What the task requires
Copy out the lines that have "Ausscheiden" in them.

Working data
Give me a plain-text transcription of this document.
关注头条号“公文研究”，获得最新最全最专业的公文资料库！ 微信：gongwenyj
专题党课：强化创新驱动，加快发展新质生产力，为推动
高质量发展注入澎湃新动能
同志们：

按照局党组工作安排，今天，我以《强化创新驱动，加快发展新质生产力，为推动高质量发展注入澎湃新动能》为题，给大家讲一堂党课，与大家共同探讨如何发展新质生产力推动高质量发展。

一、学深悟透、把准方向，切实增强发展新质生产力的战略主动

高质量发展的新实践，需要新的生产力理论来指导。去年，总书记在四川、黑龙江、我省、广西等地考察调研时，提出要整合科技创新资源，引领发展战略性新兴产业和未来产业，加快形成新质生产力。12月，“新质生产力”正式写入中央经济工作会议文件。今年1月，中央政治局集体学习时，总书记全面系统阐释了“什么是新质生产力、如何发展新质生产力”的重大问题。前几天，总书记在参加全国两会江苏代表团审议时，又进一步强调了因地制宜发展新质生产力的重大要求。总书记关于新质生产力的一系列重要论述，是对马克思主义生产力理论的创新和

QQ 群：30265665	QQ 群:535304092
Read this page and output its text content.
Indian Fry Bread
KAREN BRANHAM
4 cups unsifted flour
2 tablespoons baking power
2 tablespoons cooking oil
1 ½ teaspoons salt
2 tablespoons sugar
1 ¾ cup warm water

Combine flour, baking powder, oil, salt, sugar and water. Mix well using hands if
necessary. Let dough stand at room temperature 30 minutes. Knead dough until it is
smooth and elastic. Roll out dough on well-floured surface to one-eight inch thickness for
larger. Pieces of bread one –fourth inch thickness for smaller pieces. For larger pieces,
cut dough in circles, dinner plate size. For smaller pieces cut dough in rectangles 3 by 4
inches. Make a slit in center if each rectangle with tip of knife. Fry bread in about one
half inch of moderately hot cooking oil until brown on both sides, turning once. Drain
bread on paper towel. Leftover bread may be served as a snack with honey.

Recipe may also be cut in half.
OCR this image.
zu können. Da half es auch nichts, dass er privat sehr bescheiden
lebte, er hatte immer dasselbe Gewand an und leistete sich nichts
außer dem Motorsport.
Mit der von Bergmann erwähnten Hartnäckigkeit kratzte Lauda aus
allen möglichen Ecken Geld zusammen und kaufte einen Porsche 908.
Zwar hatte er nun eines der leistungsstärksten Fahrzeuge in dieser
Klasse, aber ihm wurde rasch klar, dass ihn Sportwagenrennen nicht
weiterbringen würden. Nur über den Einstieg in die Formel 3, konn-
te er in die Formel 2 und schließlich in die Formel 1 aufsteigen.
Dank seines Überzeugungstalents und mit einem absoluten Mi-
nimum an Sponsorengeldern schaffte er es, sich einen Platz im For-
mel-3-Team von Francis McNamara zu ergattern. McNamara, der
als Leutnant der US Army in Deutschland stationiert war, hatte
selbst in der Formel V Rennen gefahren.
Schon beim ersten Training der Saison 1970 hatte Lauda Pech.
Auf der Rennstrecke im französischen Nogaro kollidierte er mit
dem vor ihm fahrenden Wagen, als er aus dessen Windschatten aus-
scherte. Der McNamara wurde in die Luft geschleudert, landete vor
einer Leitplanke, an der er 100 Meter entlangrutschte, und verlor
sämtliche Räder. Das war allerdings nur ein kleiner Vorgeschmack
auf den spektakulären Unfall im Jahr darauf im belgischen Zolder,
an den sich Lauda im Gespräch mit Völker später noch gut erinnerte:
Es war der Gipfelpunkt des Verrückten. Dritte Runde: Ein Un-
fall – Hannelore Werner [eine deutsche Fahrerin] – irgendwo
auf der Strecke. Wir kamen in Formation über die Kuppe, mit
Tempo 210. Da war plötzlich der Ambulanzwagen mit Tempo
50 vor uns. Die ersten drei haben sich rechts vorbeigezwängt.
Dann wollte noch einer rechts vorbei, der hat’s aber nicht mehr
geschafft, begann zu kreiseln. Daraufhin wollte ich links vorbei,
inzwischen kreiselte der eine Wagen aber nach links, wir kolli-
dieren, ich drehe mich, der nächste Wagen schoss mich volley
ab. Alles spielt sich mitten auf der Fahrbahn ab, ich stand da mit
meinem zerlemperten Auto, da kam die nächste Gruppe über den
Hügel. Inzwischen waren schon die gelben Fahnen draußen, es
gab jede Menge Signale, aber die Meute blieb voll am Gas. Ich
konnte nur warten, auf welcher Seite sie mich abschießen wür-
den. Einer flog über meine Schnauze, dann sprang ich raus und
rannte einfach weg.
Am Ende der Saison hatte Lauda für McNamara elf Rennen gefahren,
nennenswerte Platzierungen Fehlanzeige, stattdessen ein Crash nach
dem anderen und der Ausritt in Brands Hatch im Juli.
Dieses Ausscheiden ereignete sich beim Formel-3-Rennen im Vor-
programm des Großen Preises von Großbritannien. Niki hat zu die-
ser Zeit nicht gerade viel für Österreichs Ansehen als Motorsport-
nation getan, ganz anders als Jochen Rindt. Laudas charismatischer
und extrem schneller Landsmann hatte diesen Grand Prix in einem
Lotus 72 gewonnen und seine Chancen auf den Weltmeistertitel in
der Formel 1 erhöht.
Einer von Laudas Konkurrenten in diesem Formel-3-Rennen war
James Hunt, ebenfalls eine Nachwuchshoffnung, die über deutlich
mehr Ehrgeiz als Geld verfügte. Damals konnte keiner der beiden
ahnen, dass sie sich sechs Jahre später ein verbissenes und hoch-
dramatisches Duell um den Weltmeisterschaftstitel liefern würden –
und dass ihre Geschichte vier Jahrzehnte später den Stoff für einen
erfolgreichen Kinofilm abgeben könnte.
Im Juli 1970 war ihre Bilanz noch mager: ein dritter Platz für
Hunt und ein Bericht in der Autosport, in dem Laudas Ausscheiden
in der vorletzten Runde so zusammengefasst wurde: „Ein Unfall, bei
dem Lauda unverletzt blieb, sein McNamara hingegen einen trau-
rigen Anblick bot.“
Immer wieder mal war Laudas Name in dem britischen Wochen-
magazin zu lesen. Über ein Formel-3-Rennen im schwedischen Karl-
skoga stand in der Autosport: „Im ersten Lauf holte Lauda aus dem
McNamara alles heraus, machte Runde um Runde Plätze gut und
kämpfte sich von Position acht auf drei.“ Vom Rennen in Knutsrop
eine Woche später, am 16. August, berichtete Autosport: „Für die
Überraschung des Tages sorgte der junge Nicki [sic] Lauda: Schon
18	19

Response to this task
Dieses Ausscheiden ereignete sich beim Formel-3-Rennen im Vor-
Hunt und ein Bericht in der Autosport, in dem Laudas Ausscheiden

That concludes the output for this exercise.